Problem description —
Write out each line of the records below that contains the word "Total".
**********
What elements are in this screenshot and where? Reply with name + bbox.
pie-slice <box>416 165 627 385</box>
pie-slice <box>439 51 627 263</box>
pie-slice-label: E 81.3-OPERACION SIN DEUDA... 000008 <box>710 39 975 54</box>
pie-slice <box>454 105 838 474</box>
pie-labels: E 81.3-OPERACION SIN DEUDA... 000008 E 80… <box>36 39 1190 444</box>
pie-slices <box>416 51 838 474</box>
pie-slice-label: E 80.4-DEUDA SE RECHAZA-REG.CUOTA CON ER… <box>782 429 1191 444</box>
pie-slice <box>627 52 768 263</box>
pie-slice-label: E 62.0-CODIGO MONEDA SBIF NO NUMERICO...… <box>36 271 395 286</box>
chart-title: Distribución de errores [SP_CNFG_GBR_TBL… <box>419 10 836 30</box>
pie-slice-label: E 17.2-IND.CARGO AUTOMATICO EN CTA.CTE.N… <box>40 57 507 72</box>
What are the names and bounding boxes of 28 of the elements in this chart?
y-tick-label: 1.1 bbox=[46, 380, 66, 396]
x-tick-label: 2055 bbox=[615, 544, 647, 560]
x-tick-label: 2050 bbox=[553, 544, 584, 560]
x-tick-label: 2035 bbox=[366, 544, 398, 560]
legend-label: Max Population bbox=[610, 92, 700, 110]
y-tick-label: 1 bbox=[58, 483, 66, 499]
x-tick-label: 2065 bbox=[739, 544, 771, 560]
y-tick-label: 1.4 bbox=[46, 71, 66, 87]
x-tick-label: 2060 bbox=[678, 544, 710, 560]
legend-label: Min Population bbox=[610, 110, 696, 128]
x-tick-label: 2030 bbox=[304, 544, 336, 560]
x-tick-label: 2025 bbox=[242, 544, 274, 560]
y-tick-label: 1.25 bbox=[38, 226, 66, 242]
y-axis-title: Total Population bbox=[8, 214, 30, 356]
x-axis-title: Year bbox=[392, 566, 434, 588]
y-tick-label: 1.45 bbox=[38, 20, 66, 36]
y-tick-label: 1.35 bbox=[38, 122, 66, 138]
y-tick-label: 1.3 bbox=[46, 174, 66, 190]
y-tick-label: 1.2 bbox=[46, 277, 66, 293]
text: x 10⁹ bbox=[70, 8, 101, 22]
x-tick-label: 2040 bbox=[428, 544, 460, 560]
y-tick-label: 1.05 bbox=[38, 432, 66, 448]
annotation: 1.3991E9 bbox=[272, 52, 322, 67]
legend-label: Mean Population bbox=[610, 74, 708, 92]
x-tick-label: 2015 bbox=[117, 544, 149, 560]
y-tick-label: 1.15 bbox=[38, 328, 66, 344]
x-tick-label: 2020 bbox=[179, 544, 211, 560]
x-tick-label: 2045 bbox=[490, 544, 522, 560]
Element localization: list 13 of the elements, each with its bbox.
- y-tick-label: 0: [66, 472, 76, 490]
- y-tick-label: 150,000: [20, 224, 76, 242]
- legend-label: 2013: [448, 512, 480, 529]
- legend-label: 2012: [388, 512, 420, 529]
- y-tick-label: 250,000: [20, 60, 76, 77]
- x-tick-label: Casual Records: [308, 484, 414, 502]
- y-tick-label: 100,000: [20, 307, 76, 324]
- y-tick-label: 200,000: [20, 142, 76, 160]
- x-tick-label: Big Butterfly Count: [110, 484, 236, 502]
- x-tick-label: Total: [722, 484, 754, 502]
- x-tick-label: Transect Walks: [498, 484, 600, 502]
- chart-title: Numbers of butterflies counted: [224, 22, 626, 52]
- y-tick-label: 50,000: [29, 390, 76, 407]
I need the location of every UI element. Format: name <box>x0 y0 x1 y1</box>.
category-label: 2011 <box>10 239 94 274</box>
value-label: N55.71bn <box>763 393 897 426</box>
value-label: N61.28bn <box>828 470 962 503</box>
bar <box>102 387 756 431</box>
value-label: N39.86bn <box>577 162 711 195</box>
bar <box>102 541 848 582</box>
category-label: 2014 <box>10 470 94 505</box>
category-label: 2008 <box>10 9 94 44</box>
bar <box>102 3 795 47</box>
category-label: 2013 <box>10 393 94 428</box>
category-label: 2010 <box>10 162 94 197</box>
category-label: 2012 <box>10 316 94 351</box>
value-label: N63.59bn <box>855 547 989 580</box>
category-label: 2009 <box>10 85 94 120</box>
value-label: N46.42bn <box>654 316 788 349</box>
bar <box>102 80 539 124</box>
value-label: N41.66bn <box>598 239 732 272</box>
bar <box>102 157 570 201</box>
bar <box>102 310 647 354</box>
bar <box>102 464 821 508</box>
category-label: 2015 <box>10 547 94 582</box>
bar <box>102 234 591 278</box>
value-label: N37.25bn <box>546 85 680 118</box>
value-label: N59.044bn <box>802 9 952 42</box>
**********
Answer —
y-axis-title: Total Population bbox=[8, 214, 30, 356]
- x-tick-label: Total: [722, 484, 754, 502]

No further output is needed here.